To be done => Look through the listing and locate every line containing the word "élvezetek"; copy those lines.

------ Given data

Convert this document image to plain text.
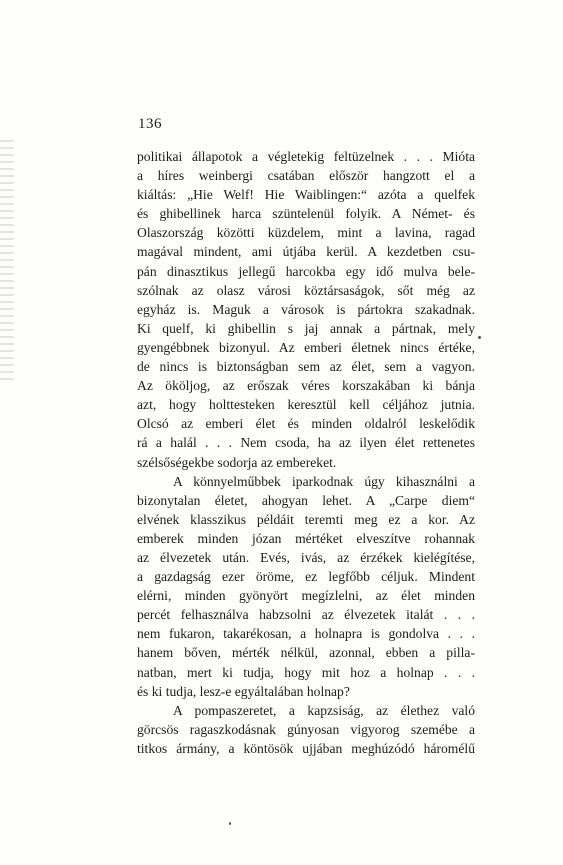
136
politikai állapotok a végletekig feltüzelnek . . . Mióta
a híres weinbergi csatában először hangzott el a
kiáltás: „Hie Welf! Hie Waiblingen:“ azóta a quelfek
és ghibellinek harca szüntelenül folyik. A Német- és
Olaszország közötti küzdelem, mint a lavina, ragad
magával mindent, ami útjába kerül. A kezdetben csu-
pán dinasztikus jellegű harcokba egy idő mulva bele-
szólnak az olasz városi köztársaságok, sőt még az
egyház is. Maguk a városok is pártokra szakadnak.
Ki quelf, ki ghibellin s jaj annak a pártnak, mely
gyengébbnek bizonyul. Az emberi életnek nincs értéke,
de nincs is biztonságban sem az élet, sem a vagyon.
Az ököljog, az erőszak véres korszakában ki bánja
azt, hogy holttesteken keresztül kell céljához jutnia.
Olcsó az emberi élet és minden oldalról leskelődik
rá a halál . . . Nem csoda, ha az ilyen élet rettenetes
szélsőségekbe sodorja az embereket.
A könnyelműbbek iparkodnak úgy kihasználni a
bizonytalan életet, ahogyan lehet. A „Carpe diem“
elvének klasszikus példáit teremti meg ez a kor. Az
emberek minden józan mértéket elveszítve rohannak
az élvezetek után. Evés, ivás, az érzékek kielégítése,
a gazdagság ezer öröme, ez legfőbb céljuk. Mindent
elérni, minden gyönyört megízlelni, az élet minden
percét felhasználva habzsolni az élvezetek italát . . .
nem fukaron, takarékosan, a holnapra is gondolva . . .
hanem bőven, mérték nélkül, azonnal, ebben a pilla-
natban, mert ki tudja, hogy mit hoz a holnap . . .
és ki tudja, lesz-e egyáltalában holnap?
A pompaszeretet, a kapzsiság, az élethez való
görcsös ragaszkodásnak gúnyosan vigyorog szemébe a
titkos ármány, a köntösök ujjában meghúzódó háromélű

------------

Written reply =>
az élvezetek után. Evés, ivás, az érzékek kielégítése,
percét felhasználva habzsolni az élvezetek italát . . .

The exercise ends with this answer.